Copy down all of the data underneath, exactly as shown.

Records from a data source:
>> begin

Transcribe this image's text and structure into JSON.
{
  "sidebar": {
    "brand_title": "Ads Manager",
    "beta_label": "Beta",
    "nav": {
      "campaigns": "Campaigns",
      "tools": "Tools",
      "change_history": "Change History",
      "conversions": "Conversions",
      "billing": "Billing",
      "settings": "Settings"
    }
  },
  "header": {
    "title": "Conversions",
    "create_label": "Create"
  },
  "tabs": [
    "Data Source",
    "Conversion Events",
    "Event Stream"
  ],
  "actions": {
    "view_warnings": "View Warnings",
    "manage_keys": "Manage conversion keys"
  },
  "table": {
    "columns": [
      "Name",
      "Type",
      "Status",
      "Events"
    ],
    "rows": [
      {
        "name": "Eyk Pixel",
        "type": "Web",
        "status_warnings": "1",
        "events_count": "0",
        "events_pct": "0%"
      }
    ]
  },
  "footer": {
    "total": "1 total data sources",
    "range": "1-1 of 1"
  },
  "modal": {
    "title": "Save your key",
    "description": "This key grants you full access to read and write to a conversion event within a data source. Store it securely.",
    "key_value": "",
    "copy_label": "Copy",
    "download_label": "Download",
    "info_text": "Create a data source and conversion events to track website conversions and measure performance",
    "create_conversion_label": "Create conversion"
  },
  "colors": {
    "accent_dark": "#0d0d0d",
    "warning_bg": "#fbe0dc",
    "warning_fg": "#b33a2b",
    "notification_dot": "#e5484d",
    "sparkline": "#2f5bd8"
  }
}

>> end

Completed task:
Transcribe this image's text and structure into JSON.
{
  "sidebar": {
    "brand_title": "Ads Manager",
    "beta_label": "Beta",
    "nav": {
      "campaigns": "Campaigns",
      "tools": "Tools",
      "change_history": "Change History",
      "conversions": "Conversions",
      "billing": "Billing",
      "settings": "Settings"
    }
  },
  "header": {
    "title": "Conversions",
    "create_label": "Create"
  },
  "tabs": [
    "Data Source",
    "Conversion Events",
    "Event Stream"
  ],
  "actions": {
    "view_warnings": "View Warnings",
    "manage_keys": "Manage conversion keys"
  },
  "table": {
    "columns": [
      "Name",
      "Type",
      "Status",
      "Events"
    ],
    "rows": [
      {
        "name": "Eyk Pixel",
        "type": "Web",
        "status_warnings": "1",
        "events_count": "0",
        "events_pct": "0%"
      }
    ]
  },
  "footer": {
    "total": "1 total data sources",
    "range": "1-1 of 1"
  },
  "modal": {
    "title": "Save your key",
    "description": "This key grants you full access to read and write to a conversion event within a data source. Store it securely.",
    "key_value": "",
    "copy_label": "Copy",
    "download_label": "Download",
    "info_text": "Create a data source and conversion events to track website conversions and measure performance",
    "create_conversion_label": "Create conversion"
  },
  "colors": {
    "accent_dark": "#0d0d0d",
    "warning_bg": "#fbe0dc",
    "warning_fg": "#b33a2b",
    "notification_dot": "#e5484d",
    "sparkline": "#2f5bd8"
  }
}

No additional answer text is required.